(EXERCISE DESCRIPTION)
Wherever the word "определения" appears in a line, extract that line.

(DATA FOR THIS EXERCISE)
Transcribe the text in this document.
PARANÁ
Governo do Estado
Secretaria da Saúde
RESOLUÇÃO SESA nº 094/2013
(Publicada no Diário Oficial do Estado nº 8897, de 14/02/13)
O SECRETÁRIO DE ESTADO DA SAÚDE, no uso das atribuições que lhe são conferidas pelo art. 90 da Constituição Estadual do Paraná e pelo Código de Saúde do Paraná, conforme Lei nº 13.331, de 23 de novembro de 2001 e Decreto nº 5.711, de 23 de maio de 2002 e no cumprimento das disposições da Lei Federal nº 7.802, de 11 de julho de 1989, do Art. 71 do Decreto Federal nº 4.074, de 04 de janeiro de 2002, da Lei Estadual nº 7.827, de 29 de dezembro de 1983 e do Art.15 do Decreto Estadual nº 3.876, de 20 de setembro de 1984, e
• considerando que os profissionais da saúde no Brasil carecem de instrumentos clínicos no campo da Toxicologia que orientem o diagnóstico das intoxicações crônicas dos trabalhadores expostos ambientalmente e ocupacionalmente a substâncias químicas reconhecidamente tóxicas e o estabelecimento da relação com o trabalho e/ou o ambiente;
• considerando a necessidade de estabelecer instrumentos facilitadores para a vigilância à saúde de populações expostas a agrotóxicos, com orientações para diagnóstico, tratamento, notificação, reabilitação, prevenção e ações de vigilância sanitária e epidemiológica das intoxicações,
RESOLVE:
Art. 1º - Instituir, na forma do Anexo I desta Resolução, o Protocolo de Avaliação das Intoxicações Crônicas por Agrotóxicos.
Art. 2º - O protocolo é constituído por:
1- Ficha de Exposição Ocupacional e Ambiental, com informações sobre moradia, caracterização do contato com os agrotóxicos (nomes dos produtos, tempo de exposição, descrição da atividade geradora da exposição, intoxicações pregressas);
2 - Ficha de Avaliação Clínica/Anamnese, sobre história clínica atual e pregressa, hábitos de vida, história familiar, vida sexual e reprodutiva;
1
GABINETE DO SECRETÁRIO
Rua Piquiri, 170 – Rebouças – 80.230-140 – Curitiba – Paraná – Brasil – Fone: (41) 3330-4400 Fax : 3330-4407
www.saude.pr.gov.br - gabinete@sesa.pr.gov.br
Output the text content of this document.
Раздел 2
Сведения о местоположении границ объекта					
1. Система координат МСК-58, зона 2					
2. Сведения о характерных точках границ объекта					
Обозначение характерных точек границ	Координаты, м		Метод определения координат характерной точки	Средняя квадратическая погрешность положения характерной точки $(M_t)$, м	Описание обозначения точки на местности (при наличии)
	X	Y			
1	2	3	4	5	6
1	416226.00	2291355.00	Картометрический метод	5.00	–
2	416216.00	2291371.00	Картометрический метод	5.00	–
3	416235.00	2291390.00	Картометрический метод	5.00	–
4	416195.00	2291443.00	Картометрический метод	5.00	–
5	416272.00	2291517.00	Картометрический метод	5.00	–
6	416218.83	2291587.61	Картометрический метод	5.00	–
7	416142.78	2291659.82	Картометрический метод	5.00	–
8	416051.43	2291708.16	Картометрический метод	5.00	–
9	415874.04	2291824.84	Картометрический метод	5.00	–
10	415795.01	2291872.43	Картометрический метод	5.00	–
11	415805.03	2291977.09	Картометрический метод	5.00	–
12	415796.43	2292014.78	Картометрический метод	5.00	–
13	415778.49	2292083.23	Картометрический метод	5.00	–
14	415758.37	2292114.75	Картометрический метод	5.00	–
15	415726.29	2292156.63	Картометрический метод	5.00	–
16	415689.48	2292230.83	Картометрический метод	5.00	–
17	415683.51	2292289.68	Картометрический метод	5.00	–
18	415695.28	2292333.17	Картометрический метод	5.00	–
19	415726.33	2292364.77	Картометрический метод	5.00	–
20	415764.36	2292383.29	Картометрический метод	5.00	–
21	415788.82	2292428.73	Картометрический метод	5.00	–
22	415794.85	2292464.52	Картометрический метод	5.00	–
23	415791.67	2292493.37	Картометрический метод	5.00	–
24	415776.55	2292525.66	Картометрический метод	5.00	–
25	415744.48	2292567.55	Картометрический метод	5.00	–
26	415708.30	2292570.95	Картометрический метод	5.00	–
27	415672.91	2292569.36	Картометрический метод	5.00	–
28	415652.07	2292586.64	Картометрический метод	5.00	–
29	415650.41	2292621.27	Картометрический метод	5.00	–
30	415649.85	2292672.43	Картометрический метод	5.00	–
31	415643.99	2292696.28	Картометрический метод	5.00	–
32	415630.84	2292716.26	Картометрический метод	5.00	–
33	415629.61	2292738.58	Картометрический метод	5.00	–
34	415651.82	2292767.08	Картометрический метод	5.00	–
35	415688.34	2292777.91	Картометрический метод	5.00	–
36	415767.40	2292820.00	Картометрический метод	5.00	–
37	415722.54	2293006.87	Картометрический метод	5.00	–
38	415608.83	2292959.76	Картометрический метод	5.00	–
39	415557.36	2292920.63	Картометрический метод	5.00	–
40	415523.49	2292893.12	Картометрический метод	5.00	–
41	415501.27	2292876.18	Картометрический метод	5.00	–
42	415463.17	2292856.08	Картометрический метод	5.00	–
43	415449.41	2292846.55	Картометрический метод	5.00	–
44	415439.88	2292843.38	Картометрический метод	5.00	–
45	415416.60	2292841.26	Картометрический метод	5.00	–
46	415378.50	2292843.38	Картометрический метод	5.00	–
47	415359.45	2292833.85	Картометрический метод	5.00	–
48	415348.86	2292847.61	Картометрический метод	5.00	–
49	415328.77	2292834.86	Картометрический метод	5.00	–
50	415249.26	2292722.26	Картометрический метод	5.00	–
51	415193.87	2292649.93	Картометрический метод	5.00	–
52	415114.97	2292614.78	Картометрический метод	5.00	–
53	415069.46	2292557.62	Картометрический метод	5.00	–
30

* * *

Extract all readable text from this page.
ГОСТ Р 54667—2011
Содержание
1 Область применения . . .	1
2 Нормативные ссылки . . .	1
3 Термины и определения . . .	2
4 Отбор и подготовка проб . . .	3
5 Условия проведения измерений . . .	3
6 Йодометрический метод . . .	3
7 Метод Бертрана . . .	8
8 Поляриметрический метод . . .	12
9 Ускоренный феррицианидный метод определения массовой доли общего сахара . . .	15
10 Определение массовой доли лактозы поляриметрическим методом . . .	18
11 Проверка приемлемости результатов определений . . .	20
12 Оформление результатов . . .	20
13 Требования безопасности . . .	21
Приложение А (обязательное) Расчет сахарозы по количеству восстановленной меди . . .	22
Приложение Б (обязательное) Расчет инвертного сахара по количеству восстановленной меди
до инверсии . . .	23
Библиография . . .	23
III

---

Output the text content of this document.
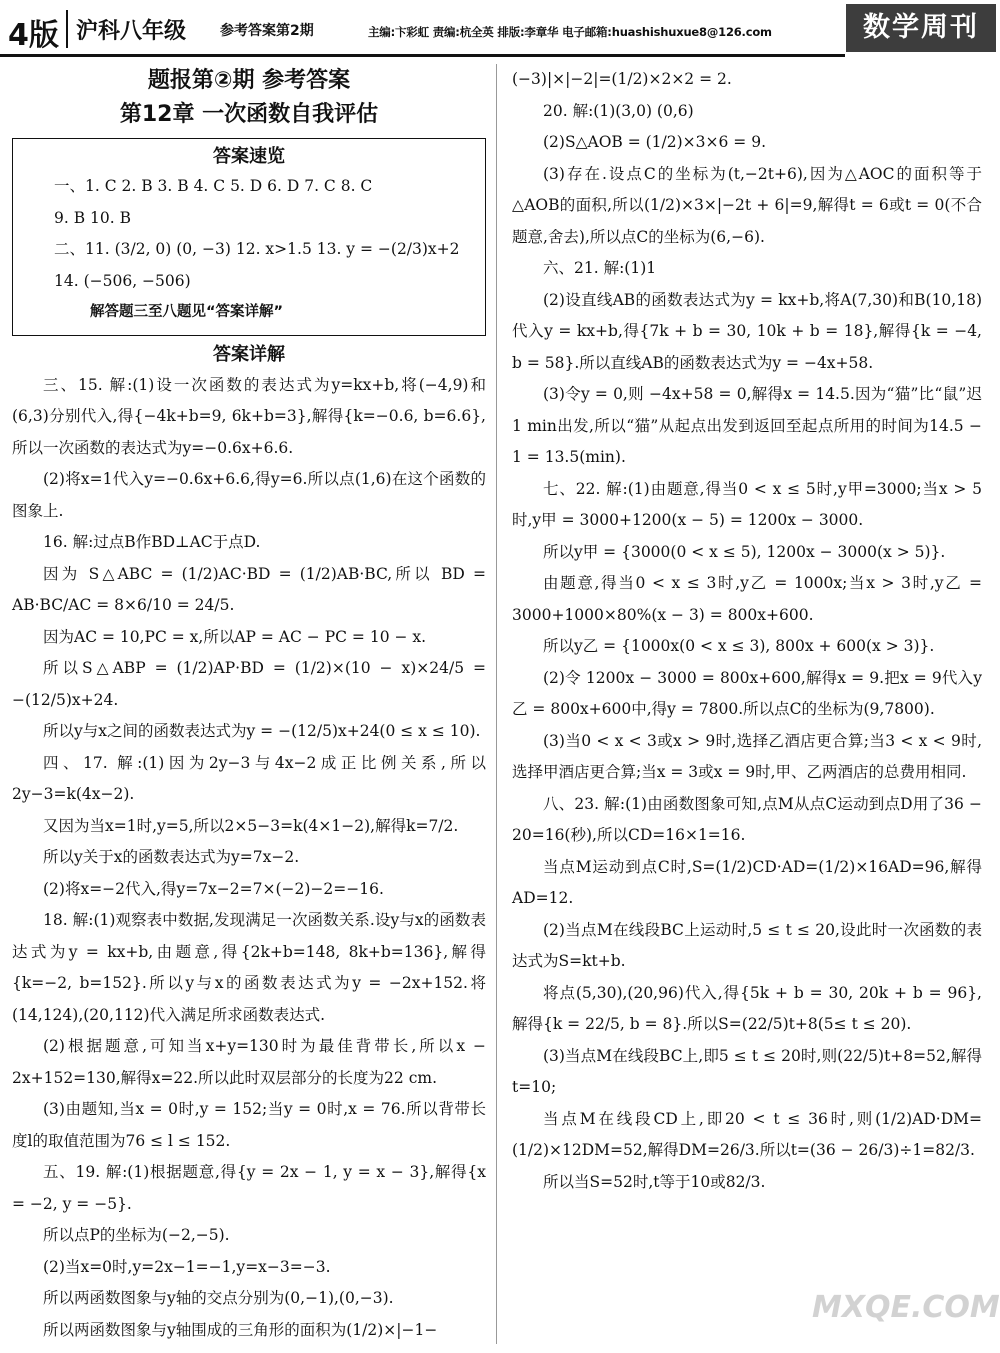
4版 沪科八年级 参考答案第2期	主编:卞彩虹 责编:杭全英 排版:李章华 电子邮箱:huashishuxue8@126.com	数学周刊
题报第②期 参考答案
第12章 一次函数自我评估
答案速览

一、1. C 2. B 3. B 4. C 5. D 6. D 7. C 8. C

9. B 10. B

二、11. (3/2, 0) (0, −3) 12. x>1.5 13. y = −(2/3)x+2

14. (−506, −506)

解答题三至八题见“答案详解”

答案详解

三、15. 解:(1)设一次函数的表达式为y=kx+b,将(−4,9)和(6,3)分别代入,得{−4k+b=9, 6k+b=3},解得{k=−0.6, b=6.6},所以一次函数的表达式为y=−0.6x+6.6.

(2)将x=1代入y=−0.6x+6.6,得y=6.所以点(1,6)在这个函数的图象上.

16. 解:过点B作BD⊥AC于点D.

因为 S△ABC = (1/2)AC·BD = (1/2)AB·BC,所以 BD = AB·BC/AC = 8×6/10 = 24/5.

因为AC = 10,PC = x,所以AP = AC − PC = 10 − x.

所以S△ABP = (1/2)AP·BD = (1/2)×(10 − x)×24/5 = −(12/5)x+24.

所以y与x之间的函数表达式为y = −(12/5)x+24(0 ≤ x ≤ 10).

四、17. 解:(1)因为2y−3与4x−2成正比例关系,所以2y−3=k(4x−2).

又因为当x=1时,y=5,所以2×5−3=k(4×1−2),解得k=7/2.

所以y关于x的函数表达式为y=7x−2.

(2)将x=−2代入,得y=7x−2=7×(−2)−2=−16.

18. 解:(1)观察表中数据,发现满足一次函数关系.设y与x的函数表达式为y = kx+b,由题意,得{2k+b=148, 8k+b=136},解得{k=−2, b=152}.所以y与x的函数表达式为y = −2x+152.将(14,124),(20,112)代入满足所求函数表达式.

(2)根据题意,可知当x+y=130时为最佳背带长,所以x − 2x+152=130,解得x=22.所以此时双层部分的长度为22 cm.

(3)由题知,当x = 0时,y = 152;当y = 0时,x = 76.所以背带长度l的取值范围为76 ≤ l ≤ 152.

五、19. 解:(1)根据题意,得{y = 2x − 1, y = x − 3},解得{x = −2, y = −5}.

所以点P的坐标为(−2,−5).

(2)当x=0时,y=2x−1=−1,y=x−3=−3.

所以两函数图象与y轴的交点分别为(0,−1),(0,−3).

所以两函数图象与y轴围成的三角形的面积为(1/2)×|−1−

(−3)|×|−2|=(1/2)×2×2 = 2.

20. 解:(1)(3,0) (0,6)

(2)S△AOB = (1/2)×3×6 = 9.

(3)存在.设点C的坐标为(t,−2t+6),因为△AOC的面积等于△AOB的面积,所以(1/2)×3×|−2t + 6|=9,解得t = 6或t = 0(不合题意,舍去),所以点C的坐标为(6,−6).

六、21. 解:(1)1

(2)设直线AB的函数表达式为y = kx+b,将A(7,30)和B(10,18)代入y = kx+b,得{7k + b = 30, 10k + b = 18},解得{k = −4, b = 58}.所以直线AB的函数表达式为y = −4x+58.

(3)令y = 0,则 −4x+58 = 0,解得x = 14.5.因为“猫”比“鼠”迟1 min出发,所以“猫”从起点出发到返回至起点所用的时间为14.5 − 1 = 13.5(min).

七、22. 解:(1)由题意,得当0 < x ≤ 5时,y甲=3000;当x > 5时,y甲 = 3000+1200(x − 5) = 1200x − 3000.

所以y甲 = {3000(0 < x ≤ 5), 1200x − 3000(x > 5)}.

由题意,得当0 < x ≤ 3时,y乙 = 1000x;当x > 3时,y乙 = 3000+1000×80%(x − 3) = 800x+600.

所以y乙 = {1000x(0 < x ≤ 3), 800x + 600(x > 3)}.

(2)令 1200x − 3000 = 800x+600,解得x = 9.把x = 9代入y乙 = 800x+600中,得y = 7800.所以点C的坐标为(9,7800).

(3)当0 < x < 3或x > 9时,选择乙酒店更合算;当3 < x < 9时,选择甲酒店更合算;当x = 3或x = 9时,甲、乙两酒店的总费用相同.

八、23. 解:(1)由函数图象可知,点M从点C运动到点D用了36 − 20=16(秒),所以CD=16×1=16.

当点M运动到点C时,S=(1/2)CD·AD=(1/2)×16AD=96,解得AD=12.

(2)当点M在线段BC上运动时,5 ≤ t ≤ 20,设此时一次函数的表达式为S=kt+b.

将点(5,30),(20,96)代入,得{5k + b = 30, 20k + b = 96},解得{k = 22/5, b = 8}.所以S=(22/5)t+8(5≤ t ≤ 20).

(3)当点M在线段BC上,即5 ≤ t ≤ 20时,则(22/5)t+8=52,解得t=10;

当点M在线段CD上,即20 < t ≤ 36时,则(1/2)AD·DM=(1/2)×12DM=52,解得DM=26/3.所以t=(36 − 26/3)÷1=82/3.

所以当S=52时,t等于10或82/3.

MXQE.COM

(THE RESPONSE)
Обозначение характерных точек границ	Координаты, м		Метод определения координат характерной точки	Средняя квадратическая погрешность положения характерной точки $(M_t)$, м	Описание обозначения точки на местности (при наличии)
3 Термины и определения . . .	2
9 Ускоренный феррицианидный метод определения массовой доли общего сахара . . .	15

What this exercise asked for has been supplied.